> YOUR OBJECTIVE
Copy out all of the data below with no alterations.

[Dataset excerpt]
------

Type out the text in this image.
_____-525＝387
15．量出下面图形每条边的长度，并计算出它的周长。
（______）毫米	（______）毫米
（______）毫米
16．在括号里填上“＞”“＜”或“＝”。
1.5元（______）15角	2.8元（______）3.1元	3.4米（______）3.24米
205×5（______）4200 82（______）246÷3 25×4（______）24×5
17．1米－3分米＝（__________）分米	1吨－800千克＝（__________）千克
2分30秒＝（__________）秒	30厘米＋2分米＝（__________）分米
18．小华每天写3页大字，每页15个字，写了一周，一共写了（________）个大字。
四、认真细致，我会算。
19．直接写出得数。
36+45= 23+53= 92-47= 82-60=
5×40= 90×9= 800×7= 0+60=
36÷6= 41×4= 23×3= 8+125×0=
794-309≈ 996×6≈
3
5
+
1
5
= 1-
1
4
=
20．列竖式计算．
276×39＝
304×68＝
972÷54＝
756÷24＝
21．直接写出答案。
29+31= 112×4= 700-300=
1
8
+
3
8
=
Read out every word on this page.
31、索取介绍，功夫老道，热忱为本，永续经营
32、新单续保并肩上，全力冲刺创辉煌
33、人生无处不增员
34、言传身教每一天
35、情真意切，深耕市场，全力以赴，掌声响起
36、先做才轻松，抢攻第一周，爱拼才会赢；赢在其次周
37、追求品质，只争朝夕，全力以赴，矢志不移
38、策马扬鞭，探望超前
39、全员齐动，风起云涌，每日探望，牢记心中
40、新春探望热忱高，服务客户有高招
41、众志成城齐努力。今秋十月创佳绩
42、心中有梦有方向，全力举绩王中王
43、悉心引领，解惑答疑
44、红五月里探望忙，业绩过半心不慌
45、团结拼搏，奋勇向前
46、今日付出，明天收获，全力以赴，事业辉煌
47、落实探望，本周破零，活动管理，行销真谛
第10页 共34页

------

> RESPONSE TO THIS EXERCISE
Type out the text in this image.
_____-525＝387
15．量出下面图形每条边的长度，并计算出它的周长。
（______）毫米	（______）毫米
（______）毫米
16．在括号里填上“＞”“＜”或“＝”。
1.5元（______）15角	2.8元（______）3.1元	3.4米（______）3.24米
205×5（______）4200 82（______）246÷3 25×4（______）24×5
17．1米－3分米＝（__________）分米	1吨－800千克＝（__________）千克
2分30秒＝（__________）秒	30厘米＋2分米＝（__________）分米
18．小华每天写3页大字，每页15个字，写了一周，一共写了（________）个大字。
四、认真细致，我会算。
19．直接写出得数。
36+45= 23+53= 92-47= 82-60=
5×40= 90×9= 800×7= 0+60=
36÷6= 41×4= 23×3= 8+125×0=
794-309≈ 996×6≈
3
5
+
1
5
= 1-
1
4
=
20．列竖式计算．
276×39＝
304×68＝
972÷54＝
756÷24＝
21．直接写出答案。
29+31= 112×4= 700-300=
1
8
+
3
8
=
Read out every word on this page.
31、索取介绍，功夫老道，热忱为本，永续经营
32、新单续保并肩上，全力冲刺创辉煌
33、人生无处不增员
34、言传身教每一天
35、情真意切，深耕市场，全力以赴，掌声响起
36、先做才轻松，抢攻第一周，爱拼才会赢；赢在其次周
37、追求品质，只争朝夕，全力以赴，矢志不移
38、策马扬鞭，探望超前
39、全员齐动，风起云涌，每日探望，牢记心中
40、新春探望热忱高，服务客户有高招
41、众志成城齐努力。今秋十月创佳绩
42、心中有梦有方向，全力举绩王中王
43、悉心引领，解惑答疑
44、红五月里探望忙，业绩过半心不慌
45、团结拼搏，奋勇向前
46、今日付出，明天收获，全力以赴，事业辉煌
47、落实探望，本周破零，活动管理，行销真谛
第10页 共34页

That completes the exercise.